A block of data
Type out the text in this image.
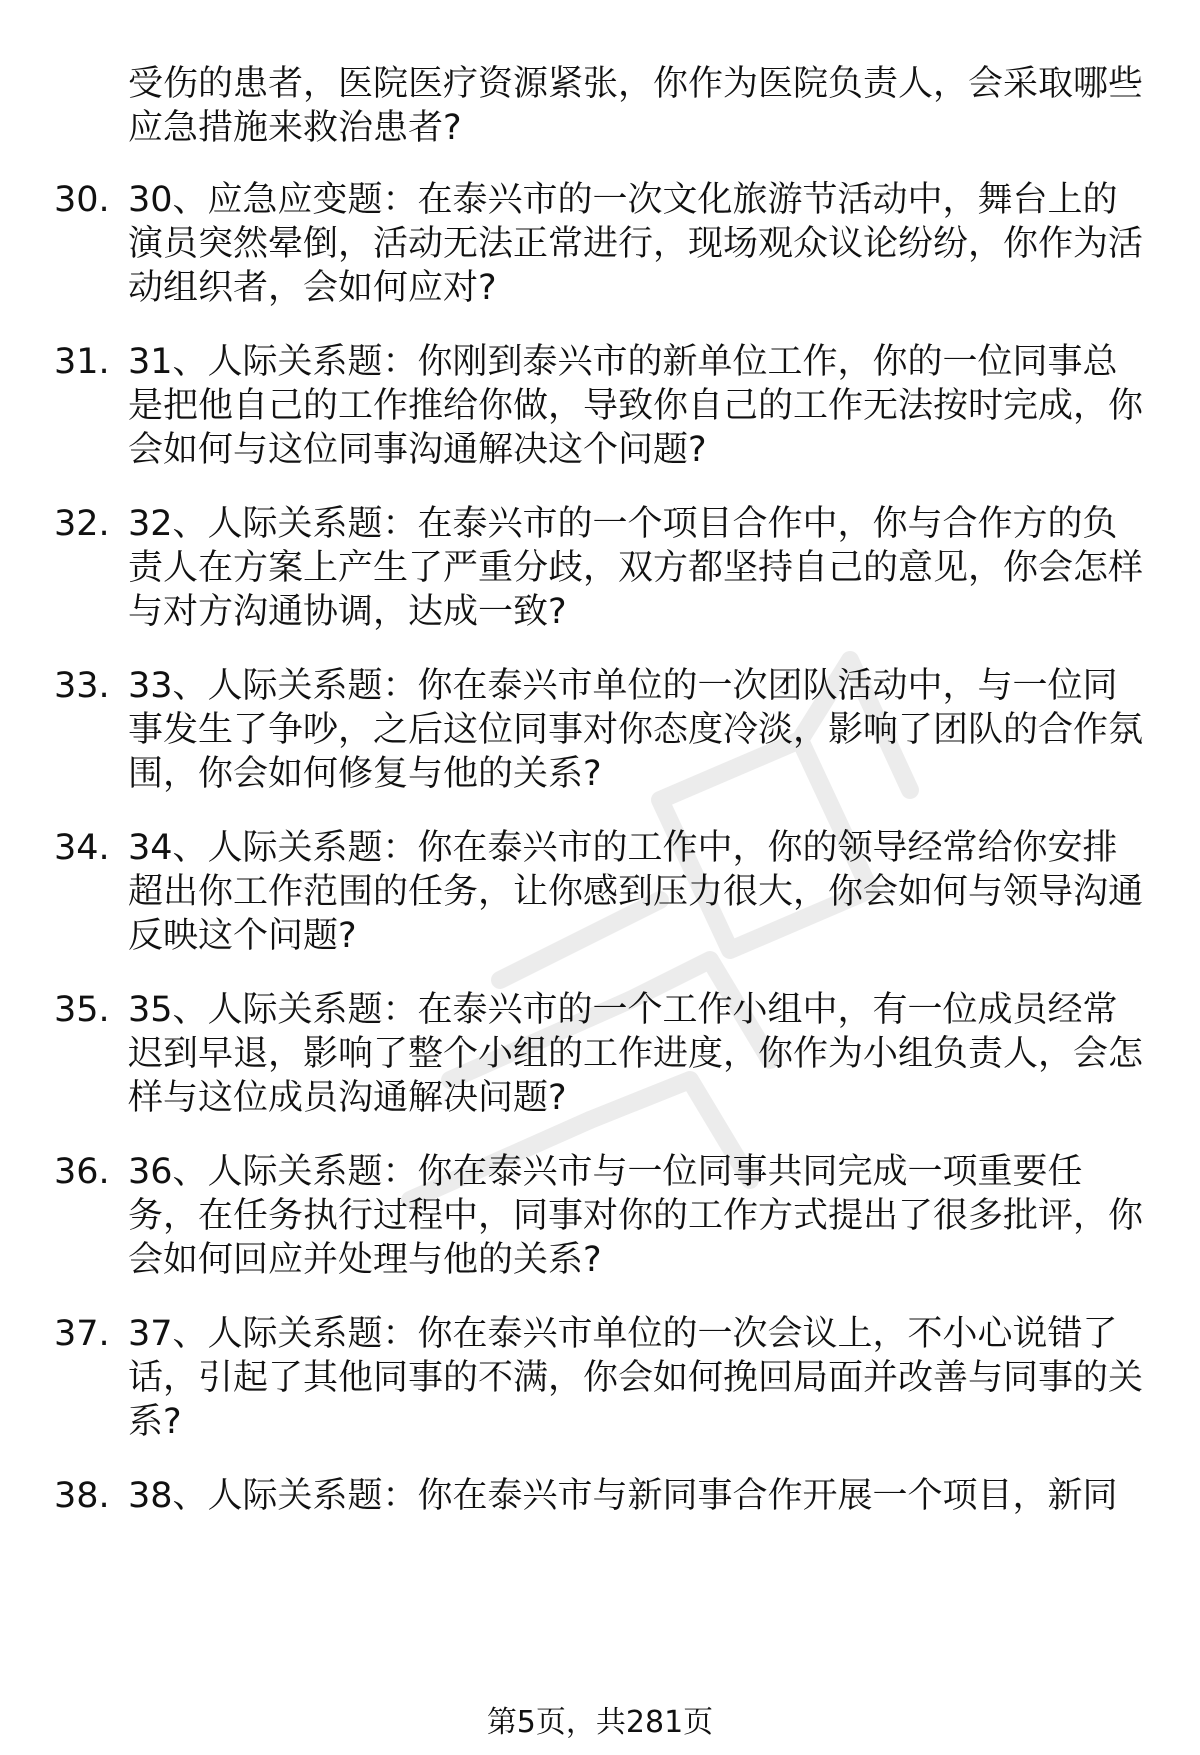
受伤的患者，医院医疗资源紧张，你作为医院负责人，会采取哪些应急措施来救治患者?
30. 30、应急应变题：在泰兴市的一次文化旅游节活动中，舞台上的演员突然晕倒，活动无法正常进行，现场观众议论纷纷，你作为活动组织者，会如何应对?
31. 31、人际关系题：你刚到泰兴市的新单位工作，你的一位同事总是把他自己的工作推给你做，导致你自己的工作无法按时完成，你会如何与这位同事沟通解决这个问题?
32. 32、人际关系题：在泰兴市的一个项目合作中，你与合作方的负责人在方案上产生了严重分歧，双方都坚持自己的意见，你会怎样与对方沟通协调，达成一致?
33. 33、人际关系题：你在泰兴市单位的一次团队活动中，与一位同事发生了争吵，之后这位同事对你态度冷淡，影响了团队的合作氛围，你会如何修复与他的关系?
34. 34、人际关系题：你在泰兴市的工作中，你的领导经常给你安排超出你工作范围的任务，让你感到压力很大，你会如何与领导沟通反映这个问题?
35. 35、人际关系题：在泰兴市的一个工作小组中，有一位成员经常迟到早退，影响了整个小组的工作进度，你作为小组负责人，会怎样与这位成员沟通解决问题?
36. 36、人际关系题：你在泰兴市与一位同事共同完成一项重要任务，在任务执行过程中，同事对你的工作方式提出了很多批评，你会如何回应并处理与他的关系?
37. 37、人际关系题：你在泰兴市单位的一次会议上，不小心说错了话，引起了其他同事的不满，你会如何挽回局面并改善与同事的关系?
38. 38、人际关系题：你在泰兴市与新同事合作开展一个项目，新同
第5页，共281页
* * *
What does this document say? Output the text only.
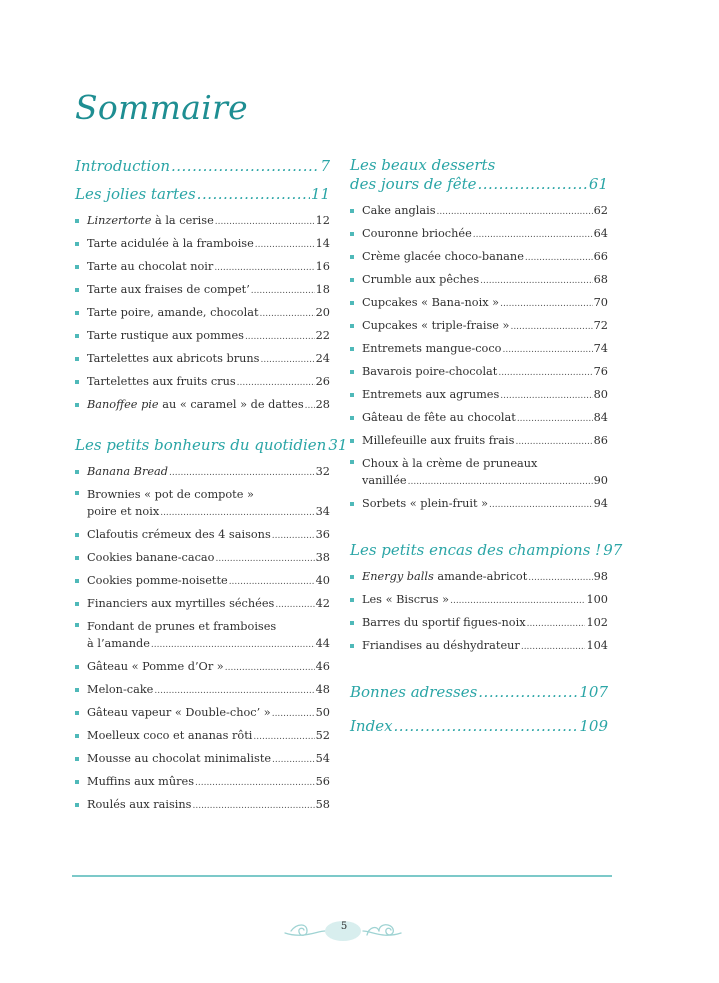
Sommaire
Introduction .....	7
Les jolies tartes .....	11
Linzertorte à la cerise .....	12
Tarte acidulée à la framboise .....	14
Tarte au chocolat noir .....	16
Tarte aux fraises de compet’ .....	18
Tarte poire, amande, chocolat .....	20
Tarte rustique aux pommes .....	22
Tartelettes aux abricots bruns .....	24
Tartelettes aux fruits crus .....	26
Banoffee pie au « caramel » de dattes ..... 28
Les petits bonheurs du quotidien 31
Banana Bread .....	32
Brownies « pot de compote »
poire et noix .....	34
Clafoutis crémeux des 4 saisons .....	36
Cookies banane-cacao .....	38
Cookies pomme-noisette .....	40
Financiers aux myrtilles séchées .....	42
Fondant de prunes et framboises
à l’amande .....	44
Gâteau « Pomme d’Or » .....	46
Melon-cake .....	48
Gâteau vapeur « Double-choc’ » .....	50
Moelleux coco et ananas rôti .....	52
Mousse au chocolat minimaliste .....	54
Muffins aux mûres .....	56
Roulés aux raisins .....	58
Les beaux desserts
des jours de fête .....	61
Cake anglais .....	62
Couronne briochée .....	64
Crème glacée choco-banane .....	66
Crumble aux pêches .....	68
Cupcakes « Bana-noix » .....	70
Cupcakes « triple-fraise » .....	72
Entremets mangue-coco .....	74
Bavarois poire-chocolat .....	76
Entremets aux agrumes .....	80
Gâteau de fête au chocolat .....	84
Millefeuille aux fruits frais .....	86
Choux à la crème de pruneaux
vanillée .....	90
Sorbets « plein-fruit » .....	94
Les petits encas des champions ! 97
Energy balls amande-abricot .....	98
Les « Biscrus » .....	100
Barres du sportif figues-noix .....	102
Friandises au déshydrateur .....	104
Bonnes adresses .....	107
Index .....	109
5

# Aim
How many lines in the records hold the string "banane"? Reply with the number alone.

# Written answer
2